▶ _Exercise material_

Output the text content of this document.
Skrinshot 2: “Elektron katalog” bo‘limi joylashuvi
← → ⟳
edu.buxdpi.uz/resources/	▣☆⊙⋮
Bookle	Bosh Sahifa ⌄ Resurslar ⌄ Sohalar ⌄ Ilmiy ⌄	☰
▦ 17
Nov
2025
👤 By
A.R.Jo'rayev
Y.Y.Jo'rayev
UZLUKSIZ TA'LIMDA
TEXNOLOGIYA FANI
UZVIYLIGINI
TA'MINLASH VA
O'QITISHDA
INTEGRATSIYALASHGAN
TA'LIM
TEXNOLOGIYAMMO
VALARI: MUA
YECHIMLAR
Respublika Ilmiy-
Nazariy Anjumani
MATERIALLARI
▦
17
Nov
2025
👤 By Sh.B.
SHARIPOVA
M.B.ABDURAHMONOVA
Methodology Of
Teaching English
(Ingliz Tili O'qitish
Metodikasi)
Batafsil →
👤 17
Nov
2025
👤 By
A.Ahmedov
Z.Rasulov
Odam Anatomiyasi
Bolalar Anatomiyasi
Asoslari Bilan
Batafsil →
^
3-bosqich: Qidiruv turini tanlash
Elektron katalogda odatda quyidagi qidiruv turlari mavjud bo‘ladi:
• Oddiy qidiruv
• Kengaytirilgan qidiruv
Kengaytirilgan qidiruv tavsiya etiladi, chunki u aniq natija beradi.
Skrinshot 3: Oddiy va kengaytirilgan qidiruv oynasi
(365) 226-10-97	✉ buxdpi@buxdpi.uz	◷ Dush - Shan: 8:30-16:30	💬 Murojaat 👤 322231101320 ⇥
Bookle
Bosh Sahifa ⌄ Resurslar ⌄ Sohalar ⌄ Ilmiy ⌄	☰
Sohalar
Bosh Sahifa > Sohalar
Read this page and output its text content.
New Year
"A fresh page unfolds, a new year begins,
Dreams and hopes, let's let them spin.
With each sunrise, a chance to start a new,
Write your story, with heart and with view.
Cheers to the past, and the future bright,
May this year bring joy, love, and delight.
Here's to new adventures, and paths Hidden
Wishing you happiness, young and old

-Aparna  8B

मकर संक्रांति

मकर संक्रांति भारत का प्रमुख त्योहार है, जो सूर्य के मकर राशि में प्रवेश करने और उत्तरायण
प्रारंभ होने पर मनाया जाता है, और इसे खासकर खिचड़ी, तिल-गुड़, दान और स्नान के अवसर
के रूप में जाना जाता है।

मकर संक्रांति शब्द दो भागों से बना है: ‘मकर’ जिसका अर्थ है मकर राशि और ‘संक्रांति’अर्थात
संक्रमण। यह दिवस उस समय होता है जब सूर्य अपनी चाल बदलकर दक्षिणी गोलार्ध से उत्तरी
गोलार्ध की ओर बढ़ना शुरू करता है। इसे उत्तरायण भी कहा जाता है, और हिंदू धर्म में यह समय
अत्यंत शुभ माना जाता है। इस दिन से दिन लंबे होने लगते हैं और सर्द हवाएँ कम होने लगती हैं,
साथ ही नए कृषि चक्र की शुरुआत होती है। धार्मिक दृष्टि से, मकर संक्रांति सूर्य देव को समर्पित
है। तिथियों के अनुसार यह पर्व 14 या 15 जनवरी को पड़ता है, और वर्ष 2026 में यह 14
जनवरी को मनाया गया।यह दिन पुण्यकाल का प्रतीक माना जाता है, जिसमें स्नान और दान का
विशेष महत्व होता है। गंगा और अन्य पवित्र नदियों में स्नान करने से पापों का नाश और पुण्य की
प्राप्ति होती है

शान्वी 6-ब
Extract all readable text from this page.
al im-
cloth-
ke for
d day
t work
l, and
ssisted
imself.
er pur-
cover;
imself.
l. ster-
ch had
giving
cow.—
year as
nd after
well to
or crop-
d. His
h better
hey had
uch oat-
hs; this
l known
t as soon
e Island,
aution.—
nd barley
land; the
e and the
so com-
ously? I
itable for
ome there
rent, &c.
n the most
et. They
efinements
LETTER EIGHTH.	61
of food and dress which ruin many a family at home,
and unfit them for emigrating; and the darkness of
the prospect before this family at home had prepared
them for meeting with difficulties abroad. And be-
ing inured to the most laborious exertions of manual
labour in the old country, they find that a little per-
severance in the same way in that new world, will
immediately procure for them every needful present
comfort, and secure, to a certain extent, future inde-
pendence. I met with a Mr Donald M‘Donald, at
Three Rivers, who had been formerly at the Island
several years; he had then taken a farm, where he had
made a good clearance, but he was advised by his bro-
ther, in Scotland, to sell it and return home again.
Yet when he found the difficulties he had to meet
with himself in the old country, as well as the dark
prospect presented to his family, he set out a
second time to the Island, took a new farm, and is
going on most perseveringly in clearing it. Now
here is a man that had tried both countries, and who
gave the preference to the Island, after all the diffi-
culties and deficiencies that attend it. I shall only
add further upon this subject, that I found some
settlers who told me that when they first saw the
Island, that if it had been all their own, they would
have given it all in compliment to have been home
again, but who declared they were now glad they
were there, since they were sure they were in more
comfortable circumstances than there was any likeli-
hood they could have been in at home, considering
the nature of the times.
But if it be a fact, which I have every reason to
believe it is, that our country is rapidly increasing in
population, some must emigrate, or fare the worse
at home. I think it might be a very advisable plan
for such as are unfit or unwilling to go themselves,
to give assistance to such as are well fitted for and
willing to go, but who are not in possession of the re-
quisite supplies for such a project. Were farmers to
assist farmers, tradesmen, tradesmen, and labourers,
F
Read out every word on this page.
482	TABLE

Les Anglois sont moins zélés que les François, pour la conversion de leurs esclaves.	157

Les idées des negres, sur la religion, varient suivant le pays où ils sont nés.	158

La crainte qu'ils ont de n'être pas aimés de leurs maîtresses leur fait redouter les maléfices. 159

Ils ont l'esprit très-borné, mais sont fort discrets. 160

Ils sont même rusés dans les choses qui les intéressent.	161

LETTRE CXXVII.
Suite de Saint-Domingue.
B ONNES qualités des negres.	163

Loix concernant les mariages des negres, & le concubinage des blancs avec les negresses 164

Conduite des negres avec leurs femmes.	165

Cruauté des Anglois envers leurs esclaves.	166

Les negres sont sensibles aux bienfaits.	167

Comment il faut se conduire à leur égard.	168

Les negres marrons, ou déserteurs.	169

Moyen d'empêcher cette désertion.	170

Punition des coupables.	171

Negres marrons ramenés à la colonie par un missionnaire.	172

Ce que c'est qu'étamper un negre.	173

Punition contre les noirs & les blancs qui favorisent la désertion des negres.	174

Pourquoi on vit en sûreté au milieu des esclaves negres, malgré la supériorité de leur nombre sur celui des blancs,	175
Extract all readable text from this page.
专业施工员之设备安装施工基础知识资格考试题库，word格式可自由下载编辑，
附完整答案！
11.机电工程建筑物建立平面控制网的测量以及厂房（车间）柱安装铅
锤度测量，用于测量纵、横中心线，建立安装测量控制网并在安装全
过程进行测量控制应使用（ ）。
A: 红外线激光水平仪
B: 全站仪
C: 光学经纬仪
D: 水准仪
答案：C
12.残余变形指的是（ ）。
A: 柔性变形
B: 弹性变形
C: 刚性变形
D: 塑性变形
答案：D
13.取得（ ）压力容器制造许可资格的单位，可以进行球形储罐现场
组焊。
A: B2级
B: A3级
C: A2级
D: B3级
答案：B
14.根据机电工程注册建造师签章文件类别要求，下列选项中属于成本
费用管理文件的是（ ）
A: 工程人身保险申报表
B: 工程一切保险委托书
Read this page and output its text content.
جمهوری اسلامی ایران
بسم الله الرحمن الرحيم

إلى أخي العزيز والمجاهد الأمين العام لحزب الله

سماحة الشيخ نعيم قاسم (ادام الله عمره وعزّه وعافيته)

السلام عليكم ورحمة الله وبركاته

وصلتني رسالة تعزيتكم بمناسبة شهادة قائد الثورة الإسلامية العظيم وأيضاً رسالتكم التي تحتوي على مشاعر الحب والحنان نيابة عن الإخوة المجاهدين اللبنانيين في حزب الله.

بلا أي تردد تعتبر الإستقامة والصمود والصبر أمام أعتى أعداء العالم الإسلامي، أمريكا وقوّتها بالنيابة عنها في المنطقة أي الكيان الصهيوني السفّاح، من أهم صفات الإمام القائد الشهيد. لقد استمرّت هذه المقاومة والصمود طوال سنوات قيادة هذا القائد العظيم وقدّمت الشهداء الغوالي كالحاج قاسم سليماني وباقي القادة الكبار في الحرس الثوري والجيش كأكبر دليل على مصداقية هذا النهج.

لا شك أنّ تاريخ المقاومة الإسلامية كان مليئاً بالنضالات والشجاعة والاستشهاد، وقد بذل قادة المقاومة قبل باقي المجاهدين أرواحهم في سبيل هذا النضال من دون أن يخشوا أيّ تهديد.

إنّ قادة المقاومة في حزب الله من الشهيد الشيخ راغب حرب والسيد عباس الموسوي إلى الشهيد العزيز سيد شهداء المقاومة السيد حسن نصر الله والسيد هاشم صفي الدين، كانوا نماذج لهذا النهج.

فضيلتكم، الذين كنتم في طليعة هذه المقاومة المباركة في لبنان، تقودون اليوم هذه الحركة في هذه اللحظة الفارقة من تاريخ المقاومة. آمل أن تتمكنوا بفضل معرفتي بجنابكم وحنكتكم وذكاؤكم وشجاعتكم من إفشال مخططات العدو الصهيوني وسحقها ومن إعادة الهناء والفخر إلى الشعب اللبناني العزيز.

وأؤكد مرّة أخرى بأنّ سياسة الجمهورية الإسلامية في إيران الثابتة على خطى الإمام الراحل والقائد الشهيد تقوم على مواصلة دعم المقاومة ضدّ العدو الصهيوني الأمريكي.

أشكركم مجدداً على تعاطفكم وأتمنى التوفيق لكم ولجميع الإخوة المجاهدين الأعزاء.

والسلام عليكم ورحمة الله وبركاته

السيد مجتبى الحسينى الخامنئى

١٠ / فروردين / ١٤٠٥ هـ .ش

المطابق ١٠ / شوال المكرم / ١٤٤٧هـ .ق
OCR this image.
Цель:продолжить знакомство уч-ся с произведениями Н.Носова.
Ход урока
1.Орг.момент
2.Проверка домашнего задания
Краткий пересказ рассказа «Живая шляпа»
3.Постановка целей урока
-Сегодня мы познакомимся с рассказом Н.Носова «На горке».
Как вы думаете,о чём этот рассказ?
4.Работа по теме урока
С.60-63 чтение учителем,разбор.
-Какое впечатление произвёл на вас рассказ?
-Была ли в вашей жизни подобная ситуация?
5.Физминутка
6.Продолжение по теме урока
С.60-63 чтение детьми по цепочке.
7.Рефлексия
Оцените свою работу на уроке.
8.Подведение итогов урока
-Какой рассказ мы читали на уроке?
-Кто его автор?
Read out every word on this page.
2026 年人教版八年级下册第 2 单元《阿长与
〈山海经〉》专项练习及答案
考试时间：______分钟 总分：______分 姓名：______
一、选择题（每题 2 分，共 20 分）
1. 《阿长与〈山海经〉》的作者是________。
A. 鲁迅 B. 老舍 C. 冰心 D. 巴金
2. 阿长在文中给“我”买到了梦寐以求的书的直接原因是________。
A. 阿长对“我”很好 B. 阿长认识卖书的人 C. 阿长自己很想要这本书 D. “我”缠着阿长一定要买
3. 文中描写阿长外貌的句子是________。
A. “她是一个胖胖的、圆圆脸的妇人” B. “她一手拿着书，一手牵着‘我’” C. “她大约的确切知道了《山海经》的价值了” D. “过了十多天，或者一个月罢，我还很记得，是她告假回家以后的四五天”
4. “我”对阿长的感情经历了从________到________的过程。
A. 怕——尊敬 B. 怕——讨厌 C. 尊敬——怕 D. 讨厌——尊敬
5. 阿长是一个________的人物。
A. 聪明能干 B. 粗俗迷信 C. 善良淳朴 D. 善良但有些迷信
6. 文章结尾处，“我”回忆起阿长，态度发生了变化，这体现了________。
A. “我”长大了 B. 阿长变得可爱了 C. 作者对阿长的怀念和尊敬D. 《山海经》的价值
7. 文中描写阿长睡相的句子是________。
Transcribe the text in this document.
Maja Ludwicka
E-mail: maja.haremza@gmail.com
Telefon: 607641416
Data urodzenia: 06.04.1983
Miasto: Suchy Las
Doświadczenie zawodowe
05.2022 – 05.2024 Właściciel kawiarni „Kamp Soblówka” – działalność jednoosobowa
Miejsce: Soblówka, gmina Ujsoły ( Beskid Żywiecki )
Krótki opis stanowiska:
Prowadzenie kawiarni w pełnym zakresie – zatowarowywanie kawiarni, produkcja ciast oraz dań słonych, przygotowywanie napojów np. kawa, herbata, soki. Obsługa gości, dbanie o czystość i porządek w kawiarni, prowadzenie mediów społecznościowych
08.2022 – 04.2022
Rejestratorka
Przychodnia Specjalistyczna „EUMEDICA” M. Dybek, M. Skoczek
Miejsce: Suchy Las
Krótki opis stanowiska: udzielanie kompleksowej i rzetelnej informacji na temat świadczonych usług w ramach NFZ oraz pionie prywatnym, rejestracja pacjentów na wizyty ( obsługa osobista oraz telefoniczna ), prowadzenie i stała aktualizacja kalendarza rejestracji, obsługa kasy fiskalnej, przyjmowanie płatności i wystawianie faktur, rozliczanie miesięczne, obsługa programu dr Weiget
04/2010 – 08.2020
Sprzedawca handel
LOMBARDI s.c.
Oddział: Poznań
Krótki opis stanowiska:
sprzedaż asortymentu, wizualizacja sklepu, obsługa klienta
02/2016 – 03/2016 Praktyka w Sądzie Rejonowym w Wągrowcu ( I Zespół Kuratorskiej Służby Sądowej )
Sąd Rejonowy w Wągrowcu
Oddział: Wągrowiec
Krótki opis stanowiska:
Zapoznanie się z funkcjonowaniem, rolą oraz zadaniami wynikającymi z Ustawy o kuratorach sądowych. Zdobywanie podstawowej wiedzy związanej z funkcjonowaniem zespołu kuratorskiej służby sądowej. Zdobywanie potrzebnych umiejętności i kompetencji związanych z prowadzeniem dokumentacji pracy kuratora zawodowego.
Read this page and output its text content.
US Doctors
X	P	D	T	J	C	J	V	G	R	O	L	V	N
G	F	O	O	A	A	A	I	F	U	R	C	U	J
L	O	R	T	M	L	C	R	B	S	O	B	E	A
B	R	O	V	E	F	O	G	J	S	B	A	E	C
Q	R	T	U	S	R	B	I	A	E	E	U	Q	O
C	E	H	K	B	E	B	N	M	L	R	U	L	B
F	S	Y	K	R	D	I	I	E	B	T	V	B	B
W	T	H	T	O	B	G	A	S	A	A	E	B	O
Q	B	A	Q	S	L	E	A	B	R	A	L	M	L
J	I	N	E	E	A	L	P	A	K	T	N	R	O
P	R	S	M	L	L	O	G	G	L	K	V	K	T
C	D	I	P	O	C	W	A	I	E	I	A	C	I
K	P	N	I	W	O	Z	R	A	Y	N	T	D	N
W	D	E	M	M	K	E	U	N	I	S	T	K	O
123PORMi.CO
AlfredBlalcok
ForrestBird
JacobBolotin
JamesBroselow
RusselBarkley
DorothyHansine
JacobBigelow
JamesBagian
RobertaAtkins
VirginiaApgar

▶ _Problem statement_
Filter the records down to the lines that contain the string "been", and copy those lines.

▶ _Correct result_
Three Rivers, who had been formerly at the Island
Island, that if it had been all their own, they would
have given it all in compliment to have been home
hood they could have been in at home, considering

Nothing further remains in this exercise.